- [Problem to work on]
Show all lines holding the string "attributable".

──────────

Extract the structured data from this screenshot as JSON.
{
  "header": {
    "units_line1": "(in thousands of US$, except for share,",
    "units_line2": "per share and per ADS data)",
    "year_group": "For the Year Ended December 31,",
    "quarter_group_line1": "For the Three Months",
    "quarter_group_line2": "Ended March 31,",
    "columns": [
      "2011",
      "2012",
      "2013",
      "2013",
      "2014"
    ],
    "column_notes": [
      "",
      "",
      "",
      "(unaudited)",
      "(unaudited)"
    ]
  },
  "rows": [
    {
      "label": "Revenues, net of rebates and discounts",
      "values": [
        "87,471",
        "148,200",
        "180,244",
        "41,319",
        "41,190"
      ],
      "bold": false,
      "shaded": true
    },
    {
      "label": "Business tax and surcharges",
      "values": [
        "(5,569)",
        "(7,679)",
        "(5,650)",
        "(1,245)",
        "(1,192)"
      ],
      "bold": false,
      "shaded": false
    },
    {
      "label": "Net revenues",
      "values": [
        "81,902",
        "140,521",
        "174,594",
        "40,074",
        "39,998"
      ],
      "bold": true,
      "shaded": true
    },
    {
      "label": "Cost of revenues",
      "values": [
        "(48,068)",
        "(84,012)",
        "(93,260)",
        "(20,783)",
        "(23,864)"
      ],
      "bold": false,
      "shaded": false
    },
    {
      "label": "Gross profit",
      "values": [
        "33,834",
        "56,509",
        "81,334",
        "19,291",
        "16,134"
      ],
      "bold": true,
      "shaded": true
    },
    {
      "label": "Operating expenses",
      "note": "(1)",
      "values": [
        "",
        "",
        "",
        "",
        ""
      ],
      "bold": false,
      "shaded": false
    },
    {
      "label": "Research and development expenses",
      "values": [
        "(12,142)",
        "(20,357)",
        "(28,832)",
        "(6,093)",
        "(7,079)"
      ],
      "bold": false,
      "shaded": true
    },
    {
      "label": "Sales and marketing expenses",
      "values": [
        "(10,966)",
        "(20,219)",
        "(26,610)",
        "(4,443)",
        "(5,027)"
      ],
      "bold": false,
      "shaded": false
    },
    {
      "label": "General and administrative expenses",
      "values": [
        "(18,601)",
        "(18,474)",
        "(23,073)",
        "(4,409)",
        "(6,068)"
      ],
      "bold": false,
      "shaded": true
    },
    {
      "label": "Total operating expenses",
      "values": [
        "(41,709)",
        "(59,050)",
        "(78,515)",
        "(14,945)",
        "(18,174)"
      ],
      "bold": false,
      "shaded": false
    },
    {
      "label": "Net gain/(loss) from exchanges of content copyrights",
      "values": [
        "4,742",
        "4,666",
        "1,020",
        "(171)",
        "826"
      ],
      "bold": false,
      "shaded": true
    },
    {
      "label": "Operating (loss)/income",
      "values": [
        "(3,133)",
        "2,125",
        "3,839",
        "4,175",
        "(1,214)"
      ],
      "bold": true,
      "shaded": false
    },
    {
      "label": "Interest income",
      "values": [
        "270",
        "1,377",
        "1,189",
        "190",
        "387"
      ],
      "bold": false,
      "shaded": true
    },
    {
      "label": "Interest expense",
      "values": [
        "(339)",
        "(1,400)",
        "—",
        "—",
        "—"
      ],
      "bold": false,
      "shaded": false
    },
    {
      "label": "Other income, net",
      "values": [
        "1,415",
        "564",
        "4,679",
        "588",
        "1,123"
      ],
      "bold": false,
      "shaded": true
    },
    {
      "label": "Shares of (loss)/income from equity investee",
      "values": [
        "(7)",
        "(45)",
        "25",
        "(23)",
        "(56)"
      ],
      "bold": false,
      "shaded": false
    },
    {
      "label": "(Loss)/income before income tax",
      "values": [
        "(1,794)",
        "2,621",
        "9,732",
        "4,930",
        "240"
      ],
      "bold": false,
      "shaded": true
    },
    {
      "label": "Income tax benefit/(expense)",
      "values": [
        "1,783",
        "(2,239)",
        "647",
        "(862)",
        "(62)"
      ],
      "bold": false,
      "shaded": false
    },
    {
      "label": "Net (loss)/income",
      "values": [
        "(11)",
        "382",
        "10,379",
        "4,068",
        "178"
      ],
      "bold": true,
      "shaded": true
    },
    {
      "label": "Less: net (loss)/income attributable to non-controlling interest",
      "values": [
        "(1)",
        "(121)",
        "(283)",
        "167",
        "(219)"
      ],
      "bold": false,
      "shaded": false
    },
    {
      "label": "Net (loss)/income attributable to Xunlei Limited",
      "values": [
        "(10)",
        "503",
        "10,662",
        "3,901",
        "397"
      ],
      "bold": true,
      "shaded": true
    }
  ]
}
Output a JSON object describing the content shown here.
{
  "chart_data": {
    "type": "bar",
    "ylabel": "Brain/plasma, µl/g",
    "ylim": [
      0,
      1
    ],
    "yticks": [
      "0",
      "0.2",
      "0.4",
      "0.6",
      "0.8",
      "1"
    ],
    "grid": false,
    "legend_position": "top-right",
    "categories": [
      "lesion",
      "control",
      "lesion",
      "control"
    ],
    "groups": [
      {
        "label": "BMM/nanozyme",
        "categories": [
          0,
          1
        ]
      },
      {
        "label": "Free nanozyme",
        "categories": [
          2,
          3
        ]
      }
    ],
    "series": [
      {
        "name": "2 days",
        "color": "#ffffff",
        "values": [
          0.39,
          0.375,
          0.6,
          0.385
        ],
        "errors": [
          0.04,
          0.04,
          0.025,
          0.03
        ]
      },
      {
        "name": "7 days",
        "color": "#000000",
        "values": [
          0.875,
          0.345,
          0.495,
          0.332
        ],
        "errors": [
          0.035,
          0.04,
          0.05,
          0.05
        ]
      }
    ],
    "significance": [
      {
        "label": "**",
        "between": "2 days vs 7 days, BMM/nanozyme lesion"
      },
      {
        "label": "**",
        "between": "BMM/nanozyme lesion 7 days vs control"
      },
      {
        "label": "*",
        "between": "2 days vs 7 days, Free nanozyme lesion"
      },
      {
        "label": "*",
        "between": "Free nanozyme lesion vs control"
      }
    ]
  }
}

──────────

- [Solution for this problem]
      "label": "Less: net (loss)/income attributable to non-controlling interest",
      "label": "Net (loss)/income attributable to Xunlei Limited",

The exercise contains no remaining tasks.